## BEGIN DATA TO USE

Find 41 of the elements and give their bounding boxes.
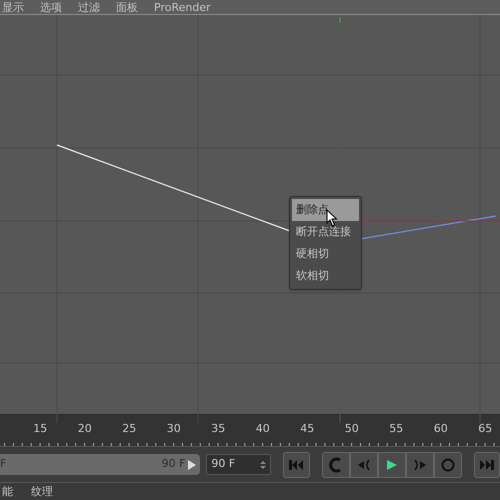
bottom-tab[interactable]: 纹理: [31, 485, 53, 498]
frame-number: 30: [166, 421, 182, 437]
record-button[interactable]: [434, 452, 462, 478]
record-icon: [440, 458, 455, 472]
bottom-tab[interactable]: 能: [2, 485, 13, 498]
context-menu-item[interactable]: 断开点连接: [292, 221, 359, 243]
range-end-text: 90 F: [162, 456, 186, 472]
go-to-end-button[interactable]: [474, 452, 500, 478]
frame-number: 35: [210, 421, 226, 437]
play-button[interactable]: [378, 452, 406, 478]
context-menu-item[interactable]: 软相切: [292, 265, 359, 287]
play-icon: [386, 458, 398, 470]
context-menu-item[interactable]: 硬相切: [292, 243, 359, 265]
next-key-button[interactable]: [406, 452, 434, 478]
frame-number: 60: [432, 421, 449, 437]
frame-number: 55: [388, 421, 404, 437]
menu-item[interactable]: ProRender: [154, 0, 211, 14]
frame-number: 25: [121, 421, 138, 437]
range-start-text: F: [0, 456, 6, 472]
previous-key-button[interactable]: [350, 452, 378, 478]
menu-item[interactable]: 选项: [40, 0, 62, 14]
frame-number: 40: [254, 421, 271, 437]
frame-number: 15: [32, 421, 48, 437]
end-frame-field[interactable]: 90 F: [206, 454, 272, 475]
menu-item[interactable]: 过滤: [78, 0, 100, 14]
skip-forward-icon: [478, 458, 495, 470]
loop-button[interactable]: [322, 452, 350, 478]
frame-number: 45: [299, 421, 316, 437]
next-key-icon: [412, 458, 427, 470]
menu-item[interactable]: 显示: [2, 0, 24, 14]
previous-key-icon: [356, 458, 371, 470]
go-to-start-button[interactable]: [283, 452, 310, 478]
play-arrow-icon: [187, 458, 198, 470]
frame-number: 20: [76, 421, 93, 437]
skip-back-icon: [288, 458, 304, 470]
frame-number: 65: [477, 421, 494, 437]
menu-item[interactable]: 面板: [116, 0, 138, 14]
spinner-icon: [260, 460, 266, 470]
frame-number: 50: [344, 421, 360, 437]
loop-icon: [328, 456, 344, 472]
mouse-cursor-icon: [326, 209, 338, 227]
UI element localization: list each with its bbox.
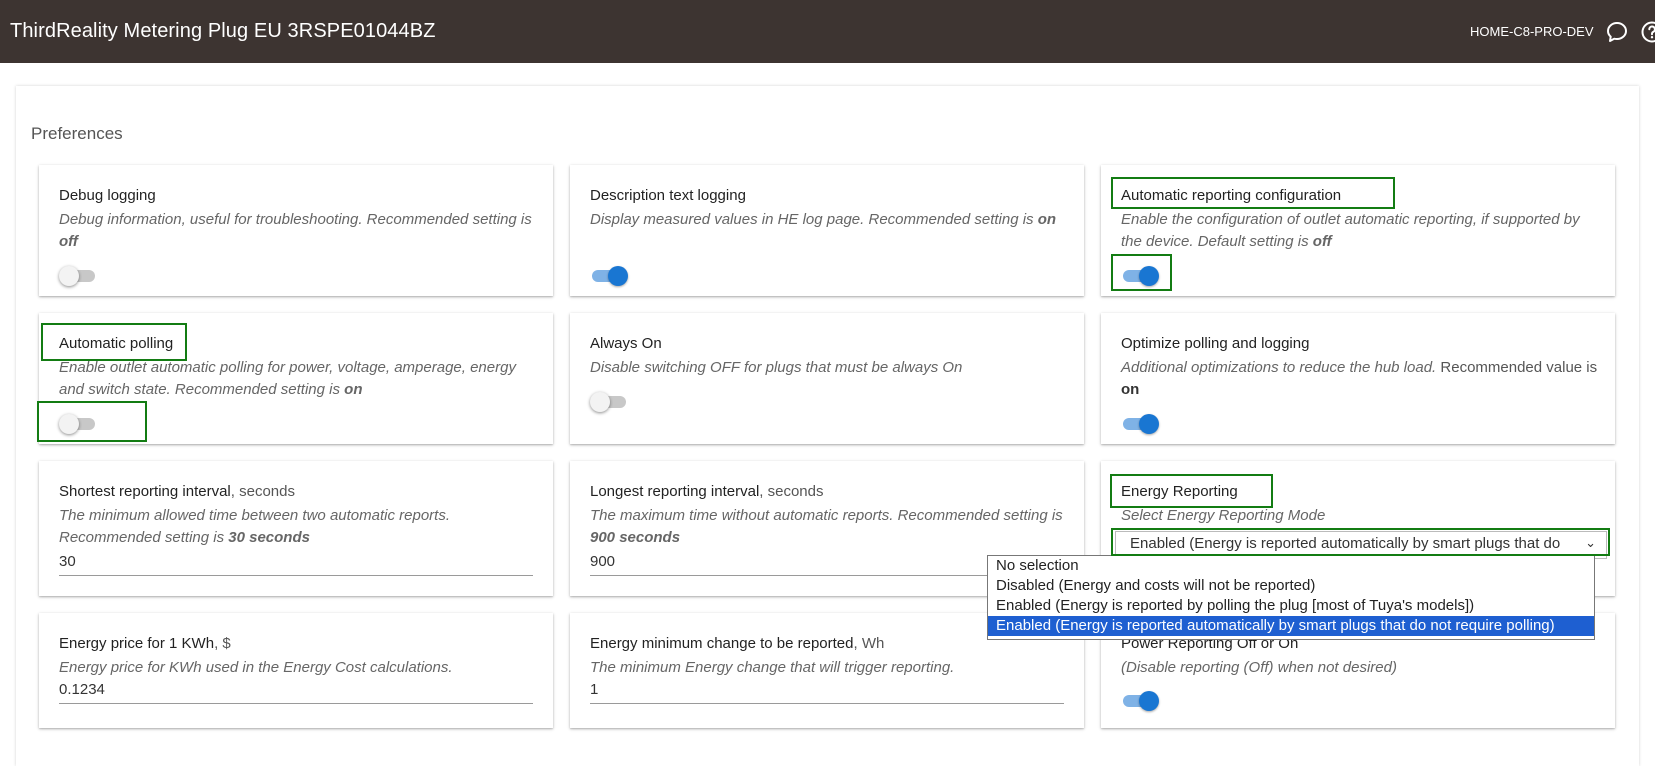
energy-reporting-selected-value: Enabled (Energy is reported automaticall… xyxy=(1130,535,1560,552)
min-interval-desc: The minimum allowed time between two aut… xyxy=(59,505,537,549)
dropdown-option-selected[interactable]: Enabled (Energy is reported automaticall… xyxy=(988,616,1594,636)
max-interval-desc: The maximum time without automatic repor… xyxy=(590,505,1068,549)
energy-price-desc: Energy price for KWh used in the Energy … xyxy=(59,657,537,679)
card-optimize-polling: Optimize polling and logging Additional … xyxy=(1101,313,1615,444)
auto-reporting-desc: Enable the configuration of outlet autom… xyxy=(1121,209,1599,253)
optimize-polling-label: Optimize polling and logging xyxy=(1121,335,1309,352)
optimize-polling-toggle[interactable] xyxy=(1121,413,1159,435)
energy-reporting-dropdown: No selection Disabled (Energy and costs … xyxy=(987,555,1595,640)
energy-min-change-input[interactable]: 1 xyxy=(590,679,1064,704)
description-logging-toggle[interactable] xyxy=(590,265,628,287)
min-interval-label: Shortest reporting interval, seconds xyxy=(59,483,295,500)
power-reporting-toggle[interactable] xyxy=(1121,690,1159,712)
auto-polling-label: Automatic polling xyxy=(59,335,173,352)
auto-reporting-toggle[interactable] xyxy=(1121,265,1159,287)
dropdown-option[interactable]: Enabled (Energy is reported by polling t… xyxy=(988,596,1594,616)
description-logging-label: Description text logging xyxy=(590,187,746,204)
card-auto-reporting: Automatic reporting configuration Enable… xyxy=(1101,165,1615,296)
auto-polling-toggle[interactable] xyxy=(59,413,97,435)
energy-price-input[interactable]: 0.1234 xyxy=(59,679,533,704)
card-debug-logging: Debug logging Debug information, useful … xyxy=(39,165,553,296)
hub-name[interactable]: HOME-C8-PRO-DEV xyxy=(1470,24,1594,39)
debug-logging-label: Debug logging xyxy=(59,187,156,204)
energy-price-label: Energy price for 1 KWh, $ xyxy=(59,635,231,652)
always-on-label: Always On xyxy=(590,335,662,352)
auto-reporting-label: Automatic reporting configuration xyxy=(1121,187,1341,204)
description-logging-desc: Display measured values in HE log page. … xyxy=(590,209,1068,231)
chat-icon[interactable] xyxy=(1605,20,1629,44)
section-title: Preferences xyxy=(31,124,123,144)
energy-reporting-label: Energy Reporting xyxy=(1121,483,1238,500)
card-min-interval: Shortest reporting interval, seconds The… xyxy=(39,461,553,596)
card-description-logging: Description text logging Display measure… xyxy=(570,165,1084,296)
energy-min-change-label: Energy minimum change to be reported, Wh xyxy=(590,635,884,652)
power-reporting-desc: (Disable reporting (Off) when not desire… xyxy=(1121,657,1599,679)
help-icon[interactable] xyxy=(1640,20,1655,44)
min-interval-input[interactable]: 30 xyxy=(59,551,533,576)
auto-polling-desc: Enable outlet automatic polling for powe… xyxy=(59,357,537,401)
debug-logging-desc: Debug information, useful for troublesho… xyxy=(59,209,537,253)
card-auto-polling: Automatic polling Enable outlet automati… xyxy=(39,313,553,444)
debug-logging-toggle[interactable] xyxy=(59,265,97,287)
app-header: ThirdReality Metering Plug EU 3RSPE01044… xyxy=(0,0,1655,63)
optimize-polling-desc: Additional optimizations to reduce the h… xyxy=(1121,357,1599,401)
card-always-on: Always On Disable switching OFF for plug… xyxy=(570,313,1084,444)
device-title: ThirdReality Metering Plug EU 3RSPE01044… xyxy=(10,20,436,43)
chevron-down-icon: ⌄ xyxy=(1585,535,1596,551)
always-on-toggle[interactable] xyxy=(590,391,628,413)
dropdown-option[interactable]: No selection xyxy=(988,556,1594,576)
energy-reporting-desc: Select Energy Reporting Mode xyxy=(1121,505,1599,527)
card-energy-price: Energy price for 1 KWh, $ Energy price f… xyxy=(39,613,553,728)
always-on-desc: Disable switching OFF for plugs that mus… xyxy=(590,357,1068,379)
energy-min-change-desc: The minimum Energy change that will trig… xyxy=(590,657,1068,679)
dropdown-option[interactable]: Disabled (Energy and costs will not be r… xyxy=(988,576,1594,596)
max-interval-label: Longest reporting interval, seconds xyxy=(590,483,824,500)
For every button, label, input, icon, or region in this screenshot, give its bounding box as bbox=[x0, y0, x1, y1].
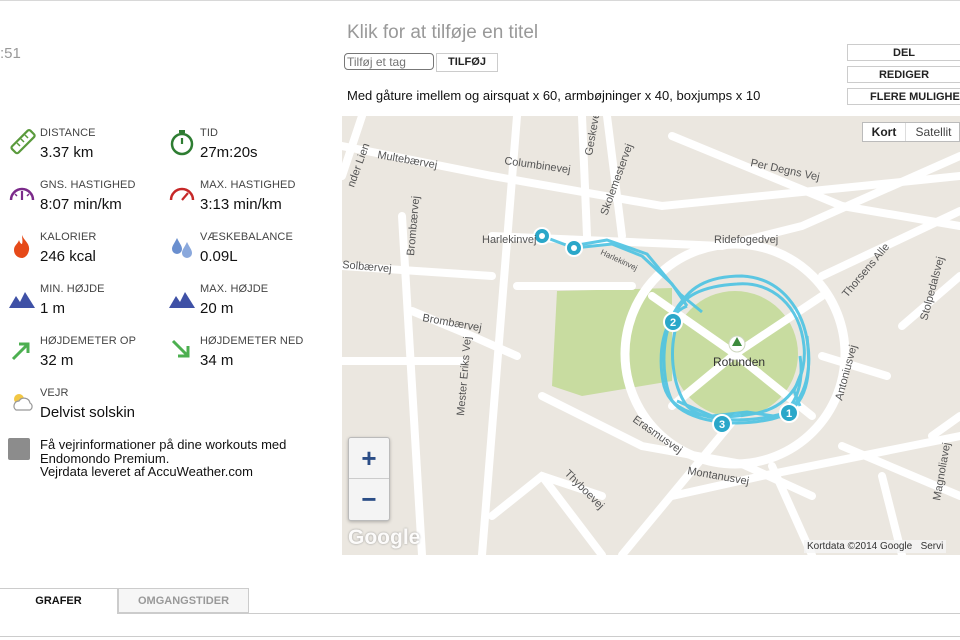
add-tag-button[interactable]: TILFØJ bbox=[436, 53, 498, 72]
map-attribution: Kortdata ©2014 Google Servi bbox=[804, 540, 947, 553]
terms-link[interactable]: Servi bbox=[921, 541, 944, 552]
stat-value: Delvist solskin bbox=[40, 404, 136, 421]
stat-ascent: HØJDEMETER OP 32 m bbox=[8, 332, 168, 376]
stat-value: 3.37 km bbox=[40, 144, 94, 161]
route-map[interactable]: 1 2 3 Rotunden Multebærvej Columbinevej … bbox=[342, 116, 960, 555]
mountain-icon bbox=[169, 292, 195, 308]
stat-value: 34 m bbox=[200, 352, 234, 369]
workout-title-placeholder[interactable]: Klik for at tilføje en titel bbox=[347, 22, 538, 44]
stat-label: GNS. HASTIGHED bbox=[40, 179, 136, 191]
street-label: Antoniusvej bbox=[833, 344, 859, 402]
ruler-icon bbox=[10, 129, 36, 155]
map-type-satellite[interactable]: Satellit bbox=[906, 123, 960, 141]
partly-cloudy-icon bbox=[13, 394, 33, 411]
street-label: Thorsens Alle bbox=[840, 241, 892, 300]
stat-hydration: VÆSKEBALANCE 0.09L bbox=[168, 228, 328, 272]
park-area bbox=[552, 288, 672, 396]
clock-fragment: :51 bbox=[0, 45, 21, 62]
stat-value: 0.09L bbox=[200, 248, 238, 265]
street-label: Ridefogedvej bbox=[714, 234, 778, 246]
workout-description[interactable]: Med gåture imellem og airsquat x 60, arm… bbox=[347, 88, 760, 103]
stat-label: VÆSKEBALANCE bbox=[200, 231, 293, 243]
more-options-button[interactable]: FLERE MULIGHEDER bbox=[847, 88, 960, 105]
street-label: Solbærvej bbox=[342, 259, 392, 275]
mountain-icon bbox=[9, 292, 35, 308]
stat-weather: VEJR Delvist solskin bbox=[8, 384, 168, 428]
street-label: Mester Eriks Vej bbox=[455, 336, 474, 416]
finish-marker-dot bbox=[571, 245, 577, 251]
tag-input[interactable] bbox=[344, 53, 434, 70]
map-type-toggle[interactable]: Kort Satellit bbox=[862, 122, 960, 142]
lap-marker-label: 3 bbox=[719, 419, 725, 431]
stat-label: TID bbox=[200, 127, 219, 139]
zoom-control[interactable]: + − bbox=[348, 437, 390, 521]
map-credit: Kortdata ©2014 Google bbox=[807, 541, 913, 552]
top-divider bbox=[0, 0, 960, 1]
stat-label: VEJR bbox=[40, 387, 69, 399]
street-label: Multebærvej bbox=[376, 149, 438, 171]
stat-value: 27m:20s bbox=[200, 144, 258, 161]
stat-label: MIN. HØJDE bbox=[40, 283, 105, 295]
promo-line[interactable]: Vejrdata leveret af AccuWeather.com bbox=[40, 465, 340, 479]
stat-min-altitude: MIN. HØJDE 1 m bbox=[8, 280, 168, 324]
speedometer-icon bbox=[9, 187, 35, 201]
map-canvas: 1 2 3 Rotunden Multebærvej Columbinevej … bbox=[342, 116, 960, 555]
google-logo: Google bbox=[348, 526, 421, 549]
stat-max-altitude: MAX. HØJDE 20 m bbox=[168, 280, 328, 324]
start-marker-dot bbox=[539, 233, 545, 239]
map-type-kort[interactable]: Kort bbox=[863, 123, 906, 141]
stat-label: MAX. HØJDE bbox=[200, 283, 269, 295]
stopwatch-icon bbox=[170, 130, 194, 156]
stat-descent: HØJDEMETER NED 34 m bbox=[168, 332, 328, 376]
stat-label: MAX. HASTIGHED bbox=[200, 179, 296, 191]
street-label: Brombærvej bbox=[405, 196, 422, 257]
edit-button[interactable]: REDIGER bbox=[847, 66, 960, 83]
share-button[interactable]: DEL bbox=[847, 44, 960, 61]
lap-marker-label: 2 bbox=[670, 317, 676, 329]
promo-line[interactable]: Endomondo Premium. bbox=[40, 451, 340, 466]
stat-value: 20 m bbox=[200, 300, 234, 317]
place-label: Rotunden bbox=[713, 355, 765, 369]
arrow-up-right-icon bbox=[11, 342, 30, 361]
water-drops-icon bbox=[172, 238, 192, 258]
lap-marker-label: 1 bbox=[786, 408, 792, 420]
bottom-divider bbox=[0, 636, 960, 637]
stat-time: TID 27m:20s bbox=[168, 124, 328, 168]
stat-value: 1 m bbox=[40, 300, 66, 317]
weather-station-icon bbox=[8, 438, 30, 460]
tab-graphs[interactable]: GRAFER bbox=[0, 588, 118, 614]
stat-value: 246 kcal bbox=[40, 248, 96, 265]
zoom-in-button[interactable]: + bbox=[349, 438, 389, 479]
flame-icon bbox=[14, 235, 30, 258]
arrow-down-right-icon bbox=[171, 339, 190, 358]
zoom-out-button[interactable]: − bbox=[349, 479, 389, 519]
stat-calories: KALORIER 246 kcal bbox=[8, 228, 168, 272]
detail-tabs: GRAFER OMGANGSTIDER bbox=[0, 588, 960, 614]
stat-value: 32 m bbox=[40, 352, 74, 369]
stat-label: DISTANCE bbox=[40, 127, 96, 139]
street-label: Harlekinvej bbox=[482, 234, 536, 246]
stat-label: HØJDEMETER OP bbox=[40, 335, 137, 347]
tab-laps[interactable]: OMGANGSTIDER bbox=[118, 588, 249, 613]
stat-distance: DISTANCE 3.37 km bbox=[8, 124, 168, 168]
speedometer-max-icon bbox=[169, 187, 195, 201]
stat-value: 8:07 min/km bbox=[40, 196, 122, 213]
stat-label: KALORIER bbox=[40, 231, 97, 243]
stat-avg-speed: GNS. HASTIGHED 8:07 min/km bbox=[8, 176, 168, 220]
weather-promo-text: Få vejrinformationer på dine workouts me… bbox=[40, 438, 340, 479]
stat-value: 3:13 min/km bbox=[200, 196, 282, 213]
stat-label: HØJDEMETER NED bbox=[200, 335, 304, 347]
stat-max-speed: MAX. HASTIGHED 3:13 min/km bbox=[168, 176, 328, 220]
promo-line[interactable]: Få vejrinformationer på dine workouts me… bbox=[40, 438, 340, 452]
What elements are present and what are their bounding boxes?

## END DATA TO USE

== THE REQUEST ==
Repeat the lines of the data exactly, starting with the line that contains "add-tag-button[interactable]: TILFØJ bbox=[436, 53, 498, 72]" and going on through the line that contains "workout-title-placeholder[interactable]: Klik for".

== WRITTEN RESPONSE ==
add-tag-button[interactable]: TILFØJ bbox=[436, 53, 498, 72]
map-attribution: Kortdata ©2014 Google Servi bbox=[804, 540, 947, 553]
terms-link[interactable]: Servi bbox=[921, 541, 944, 552]
stat-value: Delvist solskin bbox=[40, 404, 136, 421]
stat-ascent: HØJDEMETER OP 32 m bbox=[8, 332, 168, 376]
stat-value: 3.37 km bbox=[40, 144, 94, 161]
route-map[interactable]: 1 2 3 Rotunden Multebærvej Columbinevej … bbox=[342, 116, 960, 555]
mountain-icon bbox=[169, 292, 195, 308]
stat-value: 34 m bbox=[200, 352, 234, 369]
workout-title-placeholder[interactable]: Klik for at tilføje en titel bbox=[347, 22, 538, 44]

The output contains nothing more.